**What the task asks:**
Please copy all the lines that follow, word for word.

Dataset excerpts
==*==

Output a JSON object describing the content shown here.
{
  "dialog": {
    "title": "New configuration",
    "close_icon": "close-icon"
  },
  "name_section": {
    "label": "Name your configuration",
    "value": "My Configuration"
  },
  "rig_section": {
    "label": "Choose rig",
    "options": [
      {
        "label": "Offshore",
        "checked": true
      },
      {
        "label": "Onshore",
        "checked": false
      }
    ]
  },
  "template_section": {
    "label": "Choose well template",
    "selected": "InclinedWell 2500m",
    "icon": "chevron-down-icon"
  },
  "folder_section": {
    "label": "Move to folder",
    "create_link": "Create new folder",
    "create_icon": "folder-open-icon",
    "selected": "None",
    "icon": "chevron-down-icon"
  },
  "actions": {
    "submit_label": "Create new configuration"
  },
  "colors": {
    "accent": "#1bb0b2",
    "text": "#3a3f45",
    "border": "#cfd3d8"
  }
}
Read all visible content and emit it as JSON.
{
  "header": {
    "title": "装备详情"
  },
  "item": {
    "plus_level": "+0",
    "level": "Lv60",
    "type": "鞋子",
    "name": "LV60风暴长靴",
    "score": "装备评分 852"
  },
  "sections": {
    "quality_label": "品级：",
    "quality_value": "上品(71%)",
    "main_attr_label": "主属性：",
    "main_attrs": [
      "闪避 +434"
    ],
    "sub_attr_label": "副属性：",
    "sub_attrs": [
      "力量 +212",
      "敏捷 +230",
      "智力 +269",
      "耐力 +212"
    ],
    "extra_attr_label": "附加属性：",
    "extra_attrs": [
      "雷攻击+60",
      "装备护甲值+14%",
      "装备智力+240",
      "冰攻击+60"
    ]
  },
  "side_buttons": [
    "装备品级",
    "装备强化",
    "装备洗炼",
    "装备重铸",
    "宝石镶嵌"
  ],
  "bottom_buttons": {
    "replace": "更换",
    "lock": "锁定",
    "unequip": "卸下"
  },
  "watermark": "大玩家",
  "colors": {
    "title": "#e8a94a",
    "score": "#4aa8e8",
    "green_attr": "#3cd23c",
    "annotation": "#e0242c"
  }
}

==*==

**Answer in full:**
Output a JSON object describing the content shown here.
{
  "dialog": {
    "title": "New configuration",
    "close_icon": "close-icon"
  },
  "name_section": {
    "label": "Name your configuration",
    "value": "My Configuration"
  },
  "rig_section": {
    "label": "Choose rig",
    "options": [
      {
        "label": "Offshore",
        "checked": true
      },
      {
        "label": "Onshore",
        "checked": false
      }
    ]
  },
  "template_section": {
    "label": "Choose well template",
    "selected": "InclinedWell 2500m",
    "icon": "chevron-down-icon"
  },
  "folder_section": {
    "label": "Move to folder",
    "create_link": "Create new folder",
    "create_icon": "folder-open-icon",
    "selected": "None",
    "icon": "chevron-down-icon"
  },
  "actions": {
    "submit_label": "Create new configuration"
  },
  "colors": {
    "accent": "#1bb0b2",
    "text": "#3a3f45",
    "border": "#cfd3d8"
  }
}
Read all visible content and emit it as JSON.
{
  "header": {
    "title": "装备详情"
  },
  "item": {
    "plus_level": "+0",
    "level": "Lv60",
    "type": "鞋子",
    "name": "LV60风暴长靴",
    "score": "装备评分 852"
  },
  "sections": {
    "quality_label": "品级：",
    "quality_value": "上品(71%)",
    "main_attr_label": "主属性：",
    "main_attrs": [
      "闪避 +434"
    ],
    "sub_attr_label": "副属性：",
    "sub_attrs": [
      "力量 +212",
      "敏捷 +230",
      "智力 +269",
      "耐力 +212"
    ],
    "extra_attr_label": "附加属性：",
    "extra_attrs": [
      "雷攻击+60",
      "装备护甲值+14%",
      "装备智力+240",
      "冰攻击+60"
    ]
  },
  "side_buttons": [
    "装备品级",
    "装备强化",
    "装备洗炼",
    "装备重铸",
    "宝石镶嵌"
  ],
  "bottom_buttons": {
    "replace": "更换",
    "lock": "锁定",
    "unequip": "卸下"
  },
  "watermark": "大玩家",
  "colors": {
    "title": "#e8a94a",
    "score": "#4aa8e8",
    "green_attr": "#3cd23c",
    "annotation": "#e0242c"
  }
}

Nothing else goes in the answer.